Find and copy lines holding "Column".

[Dataset rows]
********************

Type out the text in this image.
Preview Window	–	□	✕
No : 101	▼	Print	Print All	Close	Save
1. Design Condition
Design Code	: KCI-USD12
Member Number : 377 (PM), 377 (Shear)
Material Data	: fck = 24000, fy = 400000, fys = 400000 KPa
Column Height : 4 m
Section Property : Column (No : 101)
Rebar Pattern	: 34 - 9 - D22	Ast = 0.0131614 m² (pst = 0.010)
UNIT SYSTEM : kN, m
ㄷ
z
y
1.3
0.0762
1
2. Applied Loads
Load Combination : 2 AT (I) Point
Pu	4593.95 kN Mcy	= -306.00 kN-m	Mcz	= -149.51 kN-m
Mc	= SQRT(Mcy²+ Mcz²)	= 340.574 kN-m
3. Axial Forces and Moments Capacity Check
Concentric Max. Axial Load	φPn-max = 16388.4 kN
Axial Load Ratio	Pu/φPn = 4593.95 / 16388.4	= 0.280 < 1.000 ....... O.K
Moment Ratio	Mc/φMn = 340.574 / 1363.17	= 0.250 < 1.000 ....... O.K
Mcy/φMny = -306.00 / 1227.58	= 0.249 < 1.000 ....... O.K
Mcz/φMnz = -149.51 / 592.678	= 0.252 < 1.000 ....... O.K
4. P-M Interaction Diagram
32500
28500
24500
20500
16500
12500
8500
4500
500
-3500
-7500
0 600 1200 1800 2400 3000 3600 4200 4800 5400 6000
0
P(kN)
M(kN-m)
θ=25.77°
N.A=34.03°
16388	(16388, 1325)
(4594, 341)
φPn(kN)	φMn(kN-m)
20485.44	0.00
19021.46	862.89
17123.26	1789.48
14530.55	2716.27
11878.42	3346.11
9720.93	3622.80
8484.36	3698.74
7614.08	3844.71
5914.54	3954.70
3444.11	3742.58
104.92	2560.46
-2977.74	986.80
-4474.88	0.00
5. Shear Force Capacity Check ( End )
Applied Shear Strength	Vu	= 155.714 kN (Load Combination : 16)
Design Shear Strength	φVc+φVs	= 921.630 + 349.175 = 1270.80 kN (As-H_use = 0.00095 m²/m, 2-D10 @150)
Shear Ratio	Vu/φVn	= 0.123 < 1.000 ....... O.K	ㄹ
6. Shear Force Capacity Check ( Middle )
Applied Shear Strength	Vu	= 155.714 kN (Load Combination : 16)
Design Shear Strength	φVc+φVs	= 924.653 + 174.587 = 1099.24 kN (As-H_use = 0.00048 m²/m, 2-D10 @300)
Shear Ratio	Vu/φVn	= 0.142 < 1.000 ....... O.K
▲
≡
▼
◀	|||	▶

********************

Result below:
Column Height : 4 m
Section Property : Column (No : 101)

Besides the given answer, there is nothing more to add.